Your task is to output the listing word for word, with pictures excluded.

Data for this task |
-.-.-

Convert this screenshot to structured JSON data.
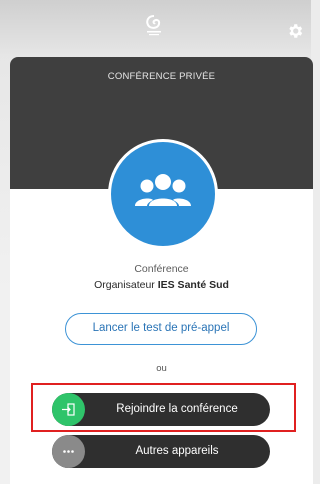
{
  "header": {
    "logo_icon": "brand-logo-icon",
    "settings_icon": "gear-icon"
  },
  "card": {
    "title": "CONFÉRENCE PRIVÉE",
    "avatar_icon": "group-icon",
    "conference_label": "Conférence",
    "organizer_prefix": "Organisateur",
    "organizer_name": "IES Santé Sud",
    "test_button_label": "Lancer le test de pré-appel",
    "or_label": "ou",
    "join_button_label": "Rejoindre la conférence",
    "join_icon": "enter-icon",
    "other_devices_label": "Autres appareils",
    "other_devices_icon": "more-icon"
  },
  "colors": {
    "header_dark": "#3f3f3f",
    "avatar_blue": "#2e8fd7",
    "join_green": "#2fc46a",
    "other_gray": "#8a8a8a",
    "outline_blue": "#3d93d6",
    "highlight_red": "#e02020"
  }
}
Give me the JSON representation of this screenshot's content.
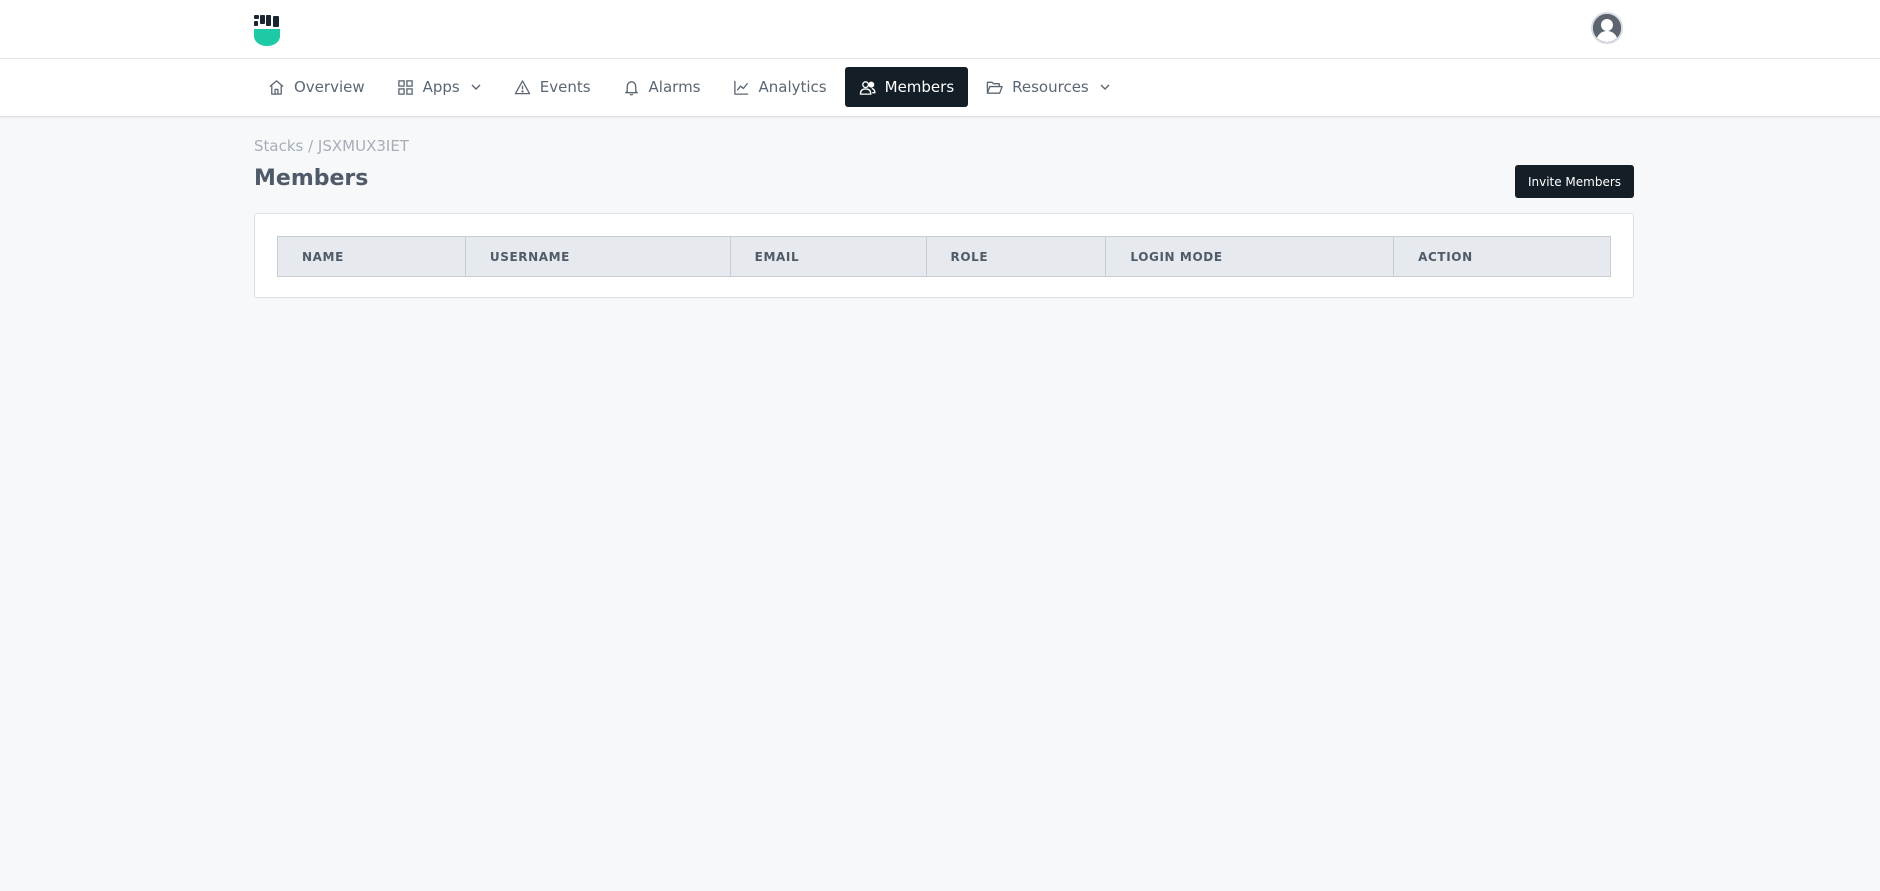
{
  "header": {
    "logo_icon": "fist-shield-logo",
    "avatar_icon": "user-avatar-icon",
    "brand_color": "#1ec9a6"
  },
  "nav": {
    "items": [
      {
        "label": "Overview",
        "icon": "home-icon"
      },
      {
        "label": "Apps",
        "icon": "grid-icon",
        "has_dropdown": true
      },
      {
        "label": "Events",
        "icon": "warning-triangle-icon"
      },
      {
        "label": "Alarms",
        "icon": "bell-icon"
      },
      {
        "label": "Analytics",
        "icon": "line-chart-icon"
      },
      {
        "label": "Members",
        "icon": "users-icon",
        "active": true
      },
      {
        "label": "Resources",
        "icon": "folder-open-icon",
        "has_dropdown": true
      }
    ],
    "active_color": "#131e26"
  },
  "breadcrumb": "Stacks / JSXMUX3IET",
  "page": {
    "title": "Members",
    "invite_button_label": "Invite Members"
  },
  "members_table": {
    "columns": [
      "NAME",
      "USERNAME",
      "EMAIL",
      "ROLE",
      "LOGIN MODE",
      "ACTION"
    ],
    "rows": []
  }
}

-.-.-

Answer for this exercise |
Convert this screenshot to structured JSON data.
{
  "header": {
    "logo_icon": "brand-logo-icon",
    "settings_icon": "gear-icon"
  },
  "card": {
    "title": "CONFÉRENCE PRIVÉE",
    "avatar_icon": "group-icon",
    "conference_label": "Conférence",
    "organizer_prefix": "Organisateur",
    "organizer_name": "IES Santé Sud",
    "test_button_label": "Lancer le test de pré-appel",
    "or_label": "ou",
    "join_button_label": "Rejoindre la conférence",
    "join_icon": "enter-icon",
    "other_devices_label": "Autres appareils",
    "other_devices_icon": "more-icon"
  },
  "colors": {
    "header_dark": "#3f3f3f",
    "avatar_blue": "#2e8fd7",
    "join_green": "#2fc46a",
    "other_gray": "#8a8a8a",
    "outline_blue": "#3d93d6",
    "highlight_red": "#e02020"
  }
}
Give me the JSON representation of this screenshot's content.
{
  "header": {
    "logo_icon": "fist-shield-logo",
    "avatar_icon": "user-avatar-icon",
    "brand_color": "#1ec9a6"
  },
  "nav": {
    "items": [
      {
        "label": "Overview",
        "icon": "home-icon"
      },
      {
        "label": "Apps",
        "icon": "grid-icon",
        "has_dropdown": true
      },
      {
        "label": "Events",
        "icon": "warning-triangle-icon"
      },
      {
        "label": "Alarms",
        "icon": "bell-icon"
      },
      {
        "label": "Analytics",
        "icon": "line-chart-icon"
      },
      {
        "label": "Members",
        "icon": "users-icon",
        "active": true
      },
      {
        "label": "Resources",
        "icon": "folder-open-icon",
        "has_dropdown": true
      }
    ],
    "active_color": "#131e26"
  },
  "breadcrumb": "Stacks / JSXMUX3IET",
  "page": {
    "title": "Members",
    "invite_button_label": "Invite Members"
  },
  "members_table": {
    "columns": [
      "NAME",
      "USERNAME",
      "EMAIL",
      "ROLE",
      "LOGIN MODE",
      "ACTION"
    ],
    "rows": []
  }
}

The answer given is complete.